Goal: Output the full listing word for word.

--- begin ---

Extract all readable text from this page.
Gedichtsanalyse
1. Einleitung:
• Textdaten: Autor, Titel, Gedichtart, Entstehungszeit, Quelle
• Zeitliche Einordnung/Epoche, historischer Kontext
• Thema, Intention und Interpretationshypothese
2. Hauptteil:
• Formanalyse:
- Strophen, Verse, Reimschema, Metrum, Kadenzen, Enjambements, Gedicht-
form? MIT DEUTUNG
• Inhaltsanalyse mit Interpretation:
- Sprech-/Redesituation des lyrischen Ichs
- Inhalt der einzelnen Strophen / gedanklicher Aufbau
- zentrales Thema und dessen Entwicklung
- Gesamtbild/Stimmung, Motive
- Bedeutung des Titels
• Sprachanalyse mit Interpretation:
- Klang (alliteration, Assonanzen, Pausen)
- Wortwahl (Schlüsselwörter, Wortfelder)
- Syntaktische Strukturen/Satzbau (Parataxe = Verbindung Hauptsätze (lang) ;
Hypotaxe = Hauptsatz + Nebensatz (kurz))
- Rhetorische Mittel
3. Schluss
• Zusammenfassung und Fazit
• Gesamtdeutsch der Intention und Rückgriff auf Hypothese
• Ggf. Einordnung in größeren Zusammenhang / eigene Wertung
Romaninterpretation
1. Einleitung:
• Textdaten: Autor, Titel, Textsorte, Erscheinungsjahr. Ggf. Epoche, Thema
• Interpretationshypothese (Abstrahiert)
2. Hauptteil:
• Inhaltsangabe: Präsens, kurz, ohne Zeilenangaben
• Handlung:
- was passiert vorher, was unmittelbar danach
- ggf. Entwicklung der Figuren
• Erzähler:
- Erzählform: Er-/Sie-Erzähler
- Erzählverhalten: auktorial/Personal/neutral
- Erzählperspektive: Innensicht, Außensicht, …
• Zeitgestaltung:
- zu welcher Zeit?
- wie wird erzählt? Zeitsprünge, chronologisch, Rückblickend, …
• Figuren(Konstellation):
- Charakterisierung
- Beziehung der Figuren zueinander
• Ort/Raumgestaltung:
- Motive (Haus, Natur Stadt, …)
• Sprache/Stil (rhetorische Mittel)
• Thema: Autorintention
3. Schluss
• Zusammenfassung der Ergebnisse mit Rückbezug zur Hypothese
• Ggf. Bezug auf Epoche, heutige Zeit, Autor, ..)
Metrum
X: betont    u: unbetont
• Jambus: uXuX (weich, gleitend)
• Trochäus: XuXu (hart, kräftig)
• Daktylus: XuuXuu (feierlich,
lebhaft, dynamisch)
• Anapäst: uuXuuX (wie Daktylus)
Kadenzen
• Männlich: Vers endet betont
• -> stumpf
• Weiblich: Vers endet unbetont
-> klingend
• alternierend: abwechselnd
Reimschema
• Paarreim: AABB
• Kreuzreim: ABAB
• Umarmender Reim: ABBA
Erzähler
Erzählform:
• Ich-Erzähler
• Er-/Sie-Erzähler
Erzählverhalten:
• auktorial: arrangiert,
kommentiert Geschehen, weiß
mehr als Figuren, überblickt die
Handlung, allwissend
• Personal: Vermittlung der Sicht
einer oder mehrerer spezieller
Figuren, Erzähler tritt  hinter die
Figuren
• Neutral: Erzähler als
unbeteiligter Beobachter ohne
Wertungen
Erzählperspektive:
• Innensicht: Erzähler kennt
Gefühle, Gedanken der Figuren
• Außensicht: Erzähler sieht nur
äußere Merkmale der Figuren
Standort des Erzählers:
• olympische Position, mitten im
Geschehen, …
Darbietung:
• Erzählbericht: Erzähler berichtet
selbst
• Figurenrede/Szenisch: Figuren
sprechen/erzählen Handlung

--- end ---

Solved exercise:
Extract all readable text from this page.
Gedichtsanalyse
1. Einleitung:
• Textdaten: Autor, Titel, Gedichtart, Entstehungszeit, Quelle
• Zeitliche Einordnung/Epoche, historischer Kontext
• Thema, Intention und Interpretationshypothese
2. Hauptteil:
• Formanalyse:
- Strophen, Verse, Reimschema, Metrum, Kadenzen, Enjambements, Gedicht-
form? MIT DEUTUNG
• Inhaltsanalyse mit Interpretation:
- Sprech-/Redesituation des lyrischen Ichs
- Inhalt der einzelnen Strophen / gedanklicher Aufbau
- zentrales Thema und dessen Entwicklung
- Gesamtbild/Stimmung, Motive
- Bedeutung des Titels
• Sprachanalyse mit Interpretation:
- Klang (alliteration, Assonanzen, Pausen)
- Wortwahl (Schlüsselwörter, Wortfelder)
- Syntaktische Strukturen/Satzbau (Parataxe = Verbindung Hauptsätze (lang) ;
Hypotaxe = Hauptsatz + Nebensatz (kurz))
- Rhetorische Mittel
3. Schluss
• Zusammenfassung und Fazit
• Gesamtdeutsch der Intention und Rückgriff auf Hypothese
• Ggf. Einordnung in größeren Zusammenhang / eigene Wertung
Romaninterpretation
1. Einleitung:
• Textdaten: Autor, Titel, Textsorte, Erscheinungsjahr. Ggf. Epoche, Thema
• Interpretationshypothese (Abstrahiert)
2. Hauptteil:
• Inhaltsangabe: Präsens, kurz, ohne Zeilenangaben
• Handlung:
- was passiert vorher, was unmittelbar danach
- ggf. Entwicklung der Figuren
• Erzähler:
- Erzählform: Er-/Sie-Erzähler
- Erzählverhalten: auktorial/Personal/neutral
- Erzählperspektive: Innensicht, Außensicht, …
• Zeitgestaltung:
- zu welcher Zeit?
- wie wird erzählt? Zeitsprünge, chronologisch, Rückblickend, …
• Figuren(Konstellation):
- Charakterisierung
- Beziehung der Figuren zueinander
• Ort/Raumgestaltung:
- Motive (Haus, Natur Stadt, …)
• Sprache/Stil (rhetorische Mittel)
• Thema: Autorintention
3. Schluss
• Zusammenfassung der Ergebnisse mit Rückbezug zur Hypothese
• Ggf. Bezug auf Epoche, heutige Zeit, Autor, ..)
Metrum
X: betont    u: unbetont
• Jambus: uXuX (weich, gleitend)
• Trochäus: XuXu (hart, kräftig)
• Daktylus: XuuXuu (feierlich,
lebhaft, dynamisch)
• Anapäst: uuXuuX (wie Daktylus)
Kadenzen
• Männlich: Vers endet betont
• -> stumpf
• Weiblich: Vers endet unbetont
-> klingend
• alternierend: abwechselnd
Reimschema
• Paarreim: AABB
• Kreuzreim: ABAB
• Umarmender Reim: ABBA
Erzähler
Erzählform:
• Ich-Erzähler
• Er-/Sie-Erzähler
Erzählverhalten:
• auktorial: arrangiert,
kommentiert Geschehen, weiß
mehr als Figuren, überblickt die
Handlung, allwissend
• Personal: Vermittlung der Sicht
einer oder mehrerer spezieller
Figuren, Erzähler tritt  hinter die
Figuren
• Neutral: Erzähler als
unbeteiligter Beobachter ohne
Wertungen
Erzählperspektive:
• Innensicht: Erzähler kennt
Gefühle, Gedanken der Figuren
• Außensicht: Erzähler sieht nur
äußere Merkmale der Figuren
Standort des Erzählers:
• olympische Position, mitten im
Geschehen, …
Darbietung:
• Erzählbericht: Erzähler berichtet
selbst
• Figurenrede/Szenisch: Figuren
sprechen/erzählen Handlung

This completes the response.